## BEGIN Provided information
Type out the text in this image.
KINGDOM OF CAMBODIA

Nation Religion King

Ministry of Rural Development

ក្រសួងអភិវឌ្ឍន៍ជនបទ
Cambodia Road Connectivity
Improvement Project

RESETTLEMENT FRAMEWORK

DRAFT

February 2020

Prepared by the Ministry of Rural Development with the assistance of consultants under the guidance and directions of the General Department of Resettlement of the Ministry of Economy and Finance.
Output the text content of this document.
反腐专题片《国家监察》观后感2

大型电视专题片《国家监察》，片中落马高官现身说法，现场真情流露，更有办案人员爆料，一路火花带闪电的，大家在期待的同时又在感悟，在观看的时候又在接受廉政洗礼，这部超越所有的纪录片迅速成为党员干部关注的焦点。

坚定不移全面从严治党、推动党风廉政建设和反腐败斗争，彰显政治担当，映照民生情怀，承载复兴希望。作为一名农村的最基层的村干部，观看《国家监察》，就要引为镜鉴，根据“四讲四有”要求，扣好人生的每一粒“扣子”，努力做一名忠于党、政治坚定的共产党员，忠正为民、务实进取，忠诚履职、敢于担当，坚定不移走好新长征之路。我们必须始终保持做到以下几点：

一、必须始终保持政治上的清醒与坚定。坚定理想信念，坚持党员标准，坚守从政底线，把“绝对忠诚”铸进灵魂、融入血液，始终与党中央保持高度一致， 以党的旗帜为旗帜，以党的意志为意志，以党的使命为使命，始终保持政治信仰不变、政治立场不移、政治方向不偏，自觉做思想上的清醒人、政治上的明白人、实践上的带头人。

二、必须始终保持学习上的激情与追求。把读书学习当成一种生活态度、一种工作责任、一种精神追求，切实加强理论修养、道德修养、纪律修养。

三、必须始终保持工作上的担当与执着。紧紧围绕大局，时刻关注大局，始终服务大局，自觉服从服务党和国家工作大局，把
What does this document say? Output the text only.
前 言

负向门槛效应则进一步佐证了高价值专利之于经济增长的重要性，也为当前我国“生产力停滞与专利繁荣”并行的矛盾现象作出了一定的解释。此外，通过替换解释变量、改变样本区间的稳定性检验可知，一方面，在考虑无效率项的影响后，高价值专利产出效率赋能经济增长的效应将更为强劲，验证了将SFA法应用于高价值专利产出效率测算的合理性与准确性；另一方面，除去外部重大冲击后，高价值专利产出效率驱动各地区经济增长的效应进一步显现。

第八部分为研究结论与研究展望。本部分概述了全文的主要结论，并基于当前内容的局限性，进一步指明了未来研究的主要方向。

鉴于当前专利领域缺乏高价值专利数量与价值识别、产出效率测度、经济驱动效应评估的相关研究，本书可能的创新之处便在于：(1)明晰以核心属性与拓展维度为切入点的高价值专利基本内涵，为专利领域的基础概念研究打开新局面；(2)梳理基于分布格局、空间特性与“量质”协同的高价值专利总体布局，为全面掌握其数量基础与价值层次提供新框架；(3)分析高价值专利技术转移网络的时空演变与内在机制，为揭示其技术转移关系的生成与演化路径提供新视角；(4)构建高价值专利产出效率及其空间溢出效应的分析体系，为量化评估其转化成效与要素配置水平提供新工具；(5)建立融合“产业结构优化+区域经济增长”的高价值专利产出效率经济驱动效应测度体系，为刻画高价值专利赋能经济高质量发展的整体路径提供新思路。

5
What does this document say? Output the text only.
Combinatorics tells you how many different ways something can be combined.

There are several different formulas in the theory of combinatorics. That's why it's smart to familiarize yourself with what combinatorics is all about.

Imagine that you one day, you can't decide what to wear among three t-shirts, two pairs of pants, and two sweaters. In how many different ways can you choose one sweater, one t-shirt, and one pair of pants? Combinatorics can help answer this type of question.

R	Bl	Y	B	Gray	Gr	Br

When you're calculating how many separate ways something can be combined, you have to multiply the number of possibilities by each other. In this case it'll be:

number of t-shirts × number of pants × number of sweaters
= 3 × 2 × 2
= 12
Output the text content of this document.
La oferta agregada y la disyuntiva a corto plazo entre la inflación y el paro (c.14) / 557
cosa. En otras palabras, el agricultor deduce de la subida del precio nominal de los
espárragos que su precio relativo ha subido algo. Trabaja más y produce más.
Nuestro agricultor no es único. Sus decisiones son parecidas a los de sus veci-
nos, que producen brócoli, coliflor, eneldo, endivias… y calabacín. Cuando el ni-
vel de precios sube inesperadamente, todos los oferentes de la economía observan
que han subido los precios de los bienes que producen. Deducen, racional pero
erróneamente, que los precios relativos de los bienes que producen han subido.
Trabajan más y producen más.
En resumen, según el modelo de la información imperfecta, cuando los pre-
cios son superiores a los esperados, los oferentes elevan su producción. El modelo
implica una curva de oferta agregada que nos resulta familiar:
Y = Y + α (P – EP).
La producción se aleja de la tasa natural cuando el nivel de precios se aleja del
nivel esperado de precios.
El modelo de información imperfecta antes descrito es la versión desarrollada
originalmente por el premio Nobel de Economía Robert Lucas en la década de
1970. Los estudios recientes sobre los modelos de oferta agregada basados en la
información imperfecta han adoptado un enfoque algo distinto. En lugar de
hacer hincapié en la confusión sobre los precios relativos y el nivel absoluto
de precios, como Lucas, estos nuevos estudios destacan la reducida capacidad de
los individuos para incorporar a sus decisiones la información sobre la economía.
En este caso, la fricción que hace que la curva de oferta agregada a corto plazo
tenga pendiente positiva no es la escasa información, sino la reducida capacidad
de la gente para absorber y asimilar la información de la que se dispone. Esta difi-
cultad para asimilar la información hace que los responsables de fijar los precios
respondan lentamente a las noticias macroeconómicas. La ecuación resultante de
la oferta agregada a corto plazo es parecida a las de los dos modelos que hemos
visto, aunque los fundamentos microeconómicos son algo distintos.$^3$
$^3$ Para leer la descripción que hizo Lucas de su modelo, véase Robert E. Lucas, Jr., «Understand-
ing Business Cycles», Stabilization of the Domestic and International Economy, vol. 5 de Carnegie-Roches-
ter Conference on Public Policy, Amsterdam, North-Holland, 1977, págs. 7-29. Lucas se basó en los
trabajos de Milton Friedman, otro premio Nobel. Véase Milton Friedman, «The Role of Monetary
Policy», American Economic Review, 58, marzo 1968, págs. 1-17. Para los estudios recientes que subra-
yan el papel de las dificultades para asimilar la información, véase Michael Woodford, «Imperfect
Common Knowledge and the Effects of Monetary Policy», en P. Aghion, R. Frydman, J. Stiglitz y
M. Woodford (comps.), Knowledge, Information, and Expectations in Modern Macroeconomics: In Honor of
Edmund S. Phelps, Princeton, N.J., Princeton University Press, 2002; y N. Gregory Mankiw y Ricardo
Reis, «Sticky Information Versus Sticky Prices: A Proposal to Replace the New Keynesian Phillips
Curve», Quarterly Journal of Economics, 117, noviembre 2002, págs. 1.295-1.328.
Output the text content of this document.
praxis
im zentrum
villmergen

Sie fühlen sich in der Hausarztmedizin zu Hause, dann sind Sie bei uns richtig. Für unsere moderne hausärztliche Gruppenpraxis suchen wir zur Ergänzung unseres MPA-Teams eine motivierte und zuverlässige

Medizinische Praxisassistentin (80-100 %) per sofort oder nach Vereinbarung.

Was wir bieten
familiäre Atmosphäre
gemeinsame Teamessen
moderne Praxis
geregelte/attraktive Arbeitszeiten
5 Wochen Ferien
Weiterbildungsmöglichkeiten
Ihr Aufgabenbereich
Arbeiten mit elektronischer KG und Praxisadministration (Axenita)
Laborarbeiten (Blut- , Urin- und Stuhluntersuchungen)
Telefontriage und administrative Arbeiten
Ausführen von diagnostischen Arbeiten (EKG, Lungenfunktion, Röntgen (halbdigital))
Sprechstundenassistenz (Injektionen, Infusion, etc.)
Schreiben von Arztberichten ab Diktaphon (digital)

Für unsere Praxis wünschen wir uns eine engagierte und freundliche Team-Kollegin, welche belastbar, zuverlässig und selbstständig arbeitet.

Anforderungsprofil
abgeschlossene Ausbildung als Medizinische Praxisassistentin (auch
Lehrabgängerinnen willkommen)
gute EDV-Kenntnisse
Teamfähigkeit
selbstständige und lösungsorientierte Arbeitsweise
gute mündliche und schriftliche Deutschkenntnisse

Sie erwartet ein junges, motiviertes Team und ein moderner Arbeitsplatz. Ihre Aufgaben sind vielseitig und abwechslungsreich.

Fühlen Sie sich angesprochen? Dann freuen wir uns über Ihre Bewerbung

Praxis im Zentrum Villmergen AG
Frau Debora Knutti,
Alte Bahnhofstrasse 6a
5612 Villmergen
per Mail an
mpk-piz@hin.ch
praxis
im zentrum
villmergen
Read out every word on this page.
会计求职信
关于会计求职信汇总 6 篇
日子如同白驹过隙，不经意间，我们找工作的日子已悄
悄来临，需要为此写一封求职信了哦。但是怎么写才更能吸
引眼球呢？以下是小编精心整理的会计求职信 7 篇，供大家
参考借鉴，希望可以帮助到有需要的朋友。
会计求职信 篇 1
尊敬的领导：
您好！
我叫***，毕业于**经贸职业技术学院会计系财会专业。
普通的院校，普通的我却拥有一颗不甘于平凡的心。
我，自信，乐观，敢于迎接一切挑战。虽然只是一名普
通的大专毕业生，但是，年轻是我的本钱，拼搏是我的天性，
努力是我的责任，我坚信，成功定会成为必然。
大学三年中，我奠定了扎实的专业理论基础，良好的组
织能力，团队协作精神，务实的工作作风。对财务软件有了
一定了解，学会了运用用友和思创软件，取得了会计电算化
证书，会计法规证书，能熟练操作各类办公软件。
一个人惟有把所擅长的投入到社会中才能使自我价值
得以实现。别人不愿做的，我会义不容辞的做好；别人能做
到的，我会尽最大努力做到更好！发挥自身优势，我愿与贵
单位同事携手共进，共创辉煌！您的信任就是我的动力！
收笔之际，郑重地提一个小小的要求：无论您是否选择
## END Provided information
What the task requires - Take each line of the material that contains the word "relativos" and list it.

Response below -
erróneamente, que los precios relativos de los bienes que producen han subido.
hacer hincapié en la confusión sobre los precios relativos y el nivel absoluto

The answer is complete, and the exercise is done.